Objective - Copy out each line below that has the word "Transfer" in it.

---- Source material

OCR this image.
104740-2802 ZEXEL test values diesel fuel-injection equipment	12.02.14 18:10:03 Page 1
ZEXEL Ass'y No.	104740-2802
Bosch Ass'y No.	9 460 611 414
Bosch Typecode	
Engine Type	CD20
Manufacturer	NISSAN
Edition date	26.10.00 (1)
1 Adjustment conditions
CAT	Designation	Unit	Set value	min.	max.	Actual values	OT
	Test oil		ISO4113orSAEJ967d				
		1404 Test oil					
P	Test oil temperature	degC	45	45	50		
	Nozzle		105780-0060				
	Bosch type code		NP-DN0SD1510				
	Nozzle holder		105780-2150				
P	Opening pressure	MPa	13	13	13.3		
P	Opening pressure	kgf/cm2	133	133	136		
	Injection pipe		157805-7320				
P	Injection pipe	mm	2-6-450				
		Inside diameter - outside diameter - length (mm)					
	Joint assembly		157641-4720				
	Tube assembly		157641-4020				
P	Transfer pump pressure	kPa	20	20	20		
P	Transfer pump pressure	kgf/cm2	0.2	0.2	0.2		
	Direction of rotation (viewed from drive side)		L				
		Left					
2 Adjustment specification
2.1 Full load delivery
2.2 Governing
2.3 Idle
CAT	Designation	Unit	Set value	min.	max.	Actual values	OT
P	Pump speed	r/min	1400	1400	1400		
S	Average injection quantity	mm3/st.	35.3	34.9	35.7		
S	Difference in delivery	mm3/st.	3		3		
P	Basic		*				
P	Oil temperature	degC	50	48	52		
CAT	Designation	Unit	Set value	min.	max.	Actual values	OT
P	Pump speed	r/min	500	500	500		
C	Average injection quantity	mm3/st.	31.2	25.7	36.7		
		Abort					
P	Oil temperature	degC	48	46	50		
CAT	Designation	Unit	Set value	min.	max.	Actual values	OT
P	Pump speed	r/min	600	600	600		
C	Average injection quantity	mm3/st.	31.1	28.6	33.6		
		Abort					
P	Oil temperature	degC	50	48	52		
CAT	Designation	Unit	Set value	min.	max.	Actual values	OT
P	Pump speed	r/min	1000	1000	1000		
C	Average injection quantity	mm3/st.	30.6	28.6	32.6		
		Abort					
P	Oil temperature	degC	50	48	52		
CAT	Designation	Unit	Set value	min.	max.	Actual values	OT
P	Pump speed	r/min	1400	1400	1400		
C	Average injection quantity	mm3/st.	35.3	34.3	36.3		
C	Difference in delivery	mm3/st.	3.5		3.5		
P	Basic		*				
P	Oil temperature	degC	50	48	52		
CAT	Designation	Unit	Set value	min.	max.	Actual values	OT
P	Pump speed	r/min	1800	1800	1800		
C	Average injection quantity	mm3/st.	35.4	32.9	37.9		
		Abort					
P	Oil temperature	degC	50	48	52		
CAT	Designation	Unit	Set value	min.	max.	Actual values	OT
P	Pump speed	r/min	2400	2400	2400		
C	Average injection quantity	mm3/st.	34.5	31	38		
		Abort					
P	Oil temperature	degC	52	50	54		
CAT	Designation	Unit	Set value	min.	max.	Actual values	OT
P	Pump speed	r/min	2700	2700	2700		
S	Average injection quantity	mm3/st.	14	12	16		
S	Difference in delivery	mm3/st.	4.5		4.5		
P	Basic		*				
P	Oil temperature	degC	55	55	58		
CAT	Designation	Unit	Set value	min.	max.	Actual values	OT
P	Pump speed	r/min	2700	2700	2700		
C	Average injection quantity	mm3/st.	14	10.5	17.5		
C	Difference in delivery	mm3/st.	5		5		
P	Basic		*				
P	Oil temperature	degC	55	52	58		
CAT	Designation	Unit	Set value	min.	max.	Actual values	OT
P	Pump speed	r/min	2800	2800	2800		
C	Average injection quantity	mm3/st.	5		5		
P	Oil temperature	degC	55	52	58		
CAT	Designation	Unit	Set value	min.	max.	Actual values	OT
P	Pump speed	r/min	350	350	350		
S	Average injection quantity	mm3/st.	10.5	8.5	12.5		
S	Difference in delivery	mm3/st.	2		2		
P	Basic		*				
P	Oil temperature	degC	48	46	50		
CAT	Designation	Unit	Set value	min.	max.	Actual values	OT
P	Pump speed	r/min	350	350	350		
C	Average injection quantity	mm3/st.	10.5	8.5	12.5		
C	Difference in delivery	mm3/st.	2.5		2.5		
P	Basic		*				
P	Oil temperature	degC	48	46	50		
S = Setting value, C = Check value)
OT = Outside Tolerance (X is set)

--------
---- Source material

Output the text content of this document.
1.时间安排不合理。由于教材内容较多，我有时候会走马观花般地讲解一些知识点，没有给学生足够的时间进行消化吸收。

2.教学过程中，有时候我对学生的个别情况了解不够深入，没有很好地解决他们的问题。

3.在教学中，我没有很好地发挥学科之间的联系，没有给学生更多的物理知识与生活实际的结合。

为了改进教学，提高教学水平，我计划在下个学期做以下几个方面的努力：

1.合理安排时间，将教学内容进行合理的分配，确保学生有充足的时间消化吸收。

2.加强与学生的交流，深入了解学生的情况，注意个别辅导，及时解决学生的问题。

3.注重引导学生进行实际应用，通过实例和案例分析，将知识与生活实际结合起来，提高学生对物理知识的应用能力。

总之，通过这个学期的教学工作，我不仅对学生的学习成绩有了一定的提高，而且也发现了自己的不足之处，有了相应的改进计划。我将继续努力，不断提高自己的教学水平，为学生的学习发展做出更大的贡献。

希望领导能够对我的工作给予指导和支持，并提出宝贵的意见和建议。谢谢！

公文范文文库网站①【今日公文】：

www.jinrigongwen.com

--------
---- Source material

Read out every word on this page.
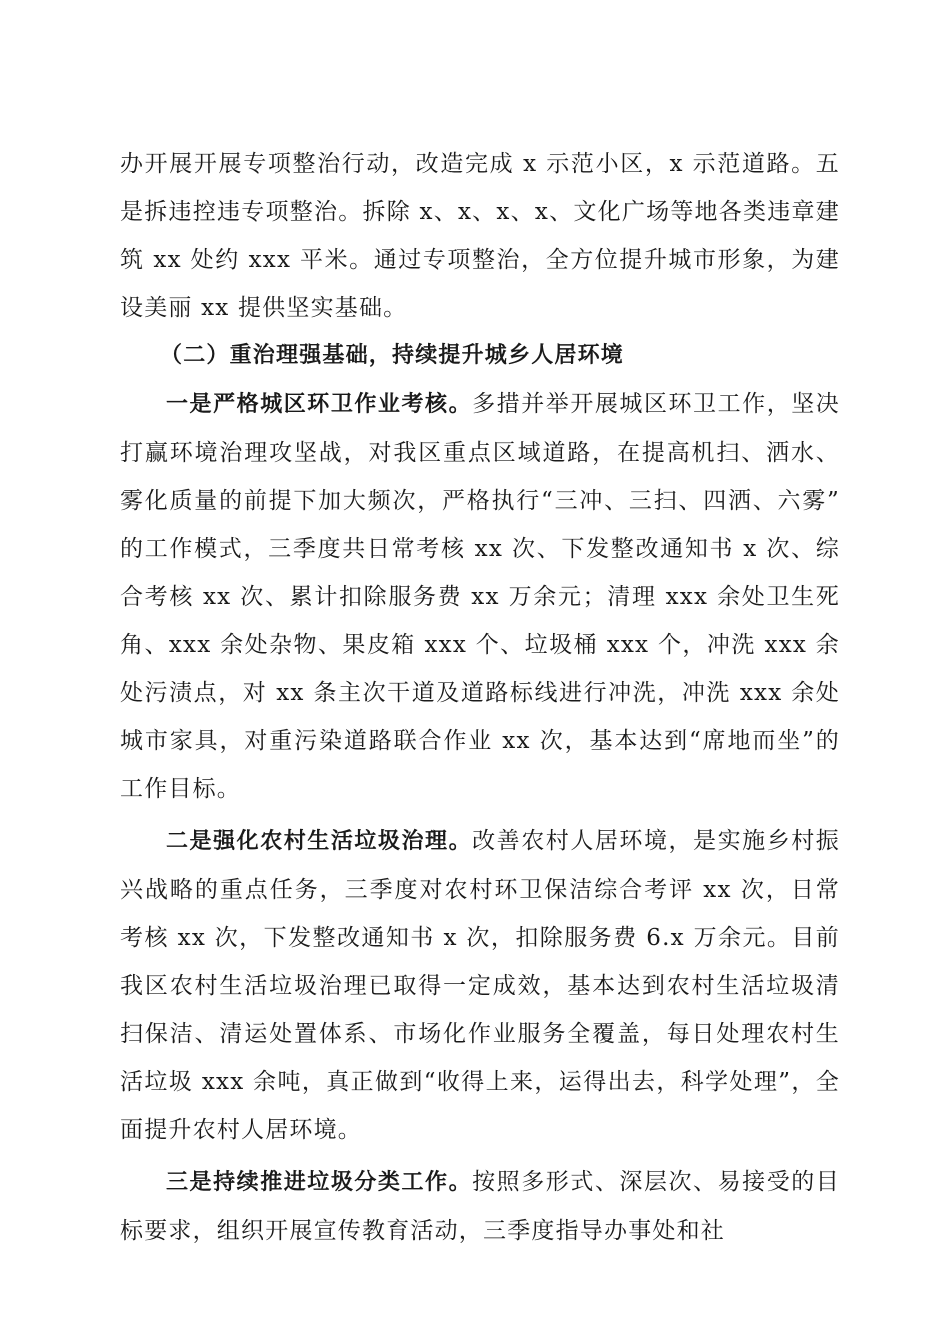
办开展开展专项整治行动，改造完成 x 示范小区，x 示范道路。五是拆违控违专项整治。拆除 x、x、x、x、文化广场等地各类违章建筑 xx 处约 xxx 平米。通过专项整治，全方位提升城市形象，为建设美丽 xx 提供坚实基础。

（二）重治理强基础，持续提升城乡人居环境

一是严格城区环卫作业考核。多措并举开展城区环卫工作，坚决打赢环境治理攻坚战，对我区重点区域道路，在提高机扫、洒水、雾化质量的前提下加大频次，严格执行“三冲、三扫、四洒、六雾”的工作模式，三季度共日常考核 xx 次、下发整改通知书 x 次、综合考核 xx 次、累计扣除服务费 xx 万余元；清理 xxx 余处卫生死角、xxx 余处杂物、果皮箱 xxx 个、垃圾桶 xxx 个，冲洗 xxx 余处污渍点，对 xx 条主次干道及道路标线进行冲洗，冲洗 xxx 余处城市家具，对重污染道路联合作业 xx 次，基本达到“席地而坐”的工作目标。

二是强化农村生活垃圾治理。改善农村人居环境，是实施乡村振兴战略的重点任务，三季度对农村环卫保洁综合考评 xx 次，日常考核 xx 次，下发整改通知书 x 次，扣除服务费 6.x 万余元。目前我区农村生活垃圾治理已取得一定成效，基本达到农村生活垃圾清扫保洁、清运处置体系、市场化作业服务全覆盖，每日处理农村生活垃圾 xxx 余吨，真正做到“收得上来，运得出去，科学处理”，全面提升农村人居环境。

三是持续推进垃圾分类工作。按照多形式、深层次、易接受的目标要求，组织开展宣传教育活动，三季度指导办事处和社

--------

Expected answer -
P	Transfer pump pressure	kPa	20	20	20		
P	Transfer pump pressure	kgf/cm2	0.2	0.2	0.2		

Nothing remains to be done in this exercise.